Extracted records
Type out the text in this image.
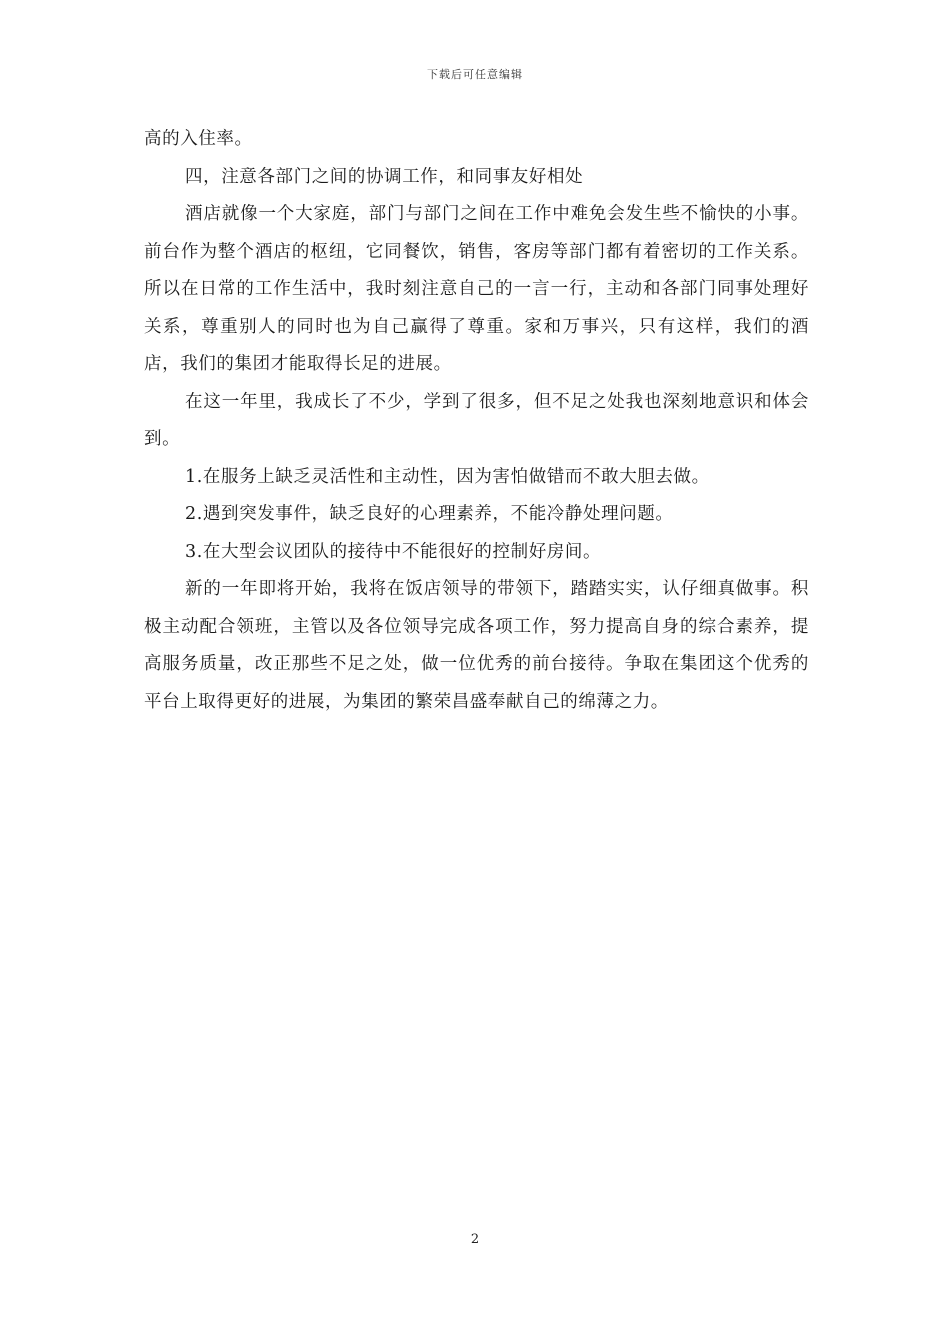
下载后可任意编辑

高的入住率。

四，注意各部门之间的协调工作，和同事友好相处

酒店就像一个大家庭，部门与部门之间在工作中难免会发生些不愉快的小事。前台作为整个酒店的枢纽，它同餐饮，销售，客房等部门都有着密切的工作关系。所以在日常的工作生活中，我时刻注意自己的一言一行，主动和各部门同事处理好关系，尊重别人的同时也为自己赢得了尊重。家和万事兴，只有这样，我们的酒店，我们的集团才能取得长足的进展。

在这一年里，我成长了不少，学到了很多，但不足之处我也深刻地意识和体会到。

1.在服务上缺乏灵活性和主动性，因为害怕做错而不敢大胆去做。

2.遇到突发事件，缺乏良好的心理素养，不能冷静处理问题。

3.在大型会议团队的接待中不能很好的控制好房间。

新的一年即将开始，我将在饭店领导的带领下，踏踏实实，认仔细真做事。积极主动配合领班，主管以及各位领导完成各项工作，努力提高自身的综合素养，提高服务质量，改正那些不足之处，做一位优秀的前台接待。争取在集团这个优秀的平台上取得更好的进展，为集团的繁荣昌盛奉献自己的绵薄之力。

2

§ Written problem
Without including the pictures, return each record above exactly as it stands.

§ Result of this exercise
Type out the text in this image.
下载后可任意编辑

高的入住率。

四，注意各部门之间的协调工作，和同事友好相处

酒店就像一个大家庭，部门与部门之间在工作中难免会发生些不愉快的小事。前台作为整个酒店的枢纽，它同餐饮，销售，客房等部门都有着密切的工作关系。所以在日常的工作生活中，我时刻注意自己的一言一行，主动和各部门同事处理好关系，尊重别人的同时也为自己赢得了尊重。家和万事兴，只有这样，我们的酒店，我们的集团才能取得长足的进展。

在这一年里，我成长了不少，学到了很多，但不足之处我也深刻地意识和体会到。

1.在服务上缺乏灵活性和主动性，因为害怕做错而不敢大胆去做。

2.遇到突发事件，缺乏良好的心理素养，不能冷静处理问题。

3.在大型会议团队的接待中不能很好的控制好房间。

新的一年即将开始，我将在饭店领导的带领下，踏踏实实，认仔细真做事。积极主动配合领班，主管以及各位领导完成各项工作，努力提高自身的综合素养，提高服务质量，改正那些不足之处，做一位优秀的前台接待。争取在集团这个优秀的平台上取得更好的进展，为集团的繁荣昌盛奉献自己的绵薄之力。

2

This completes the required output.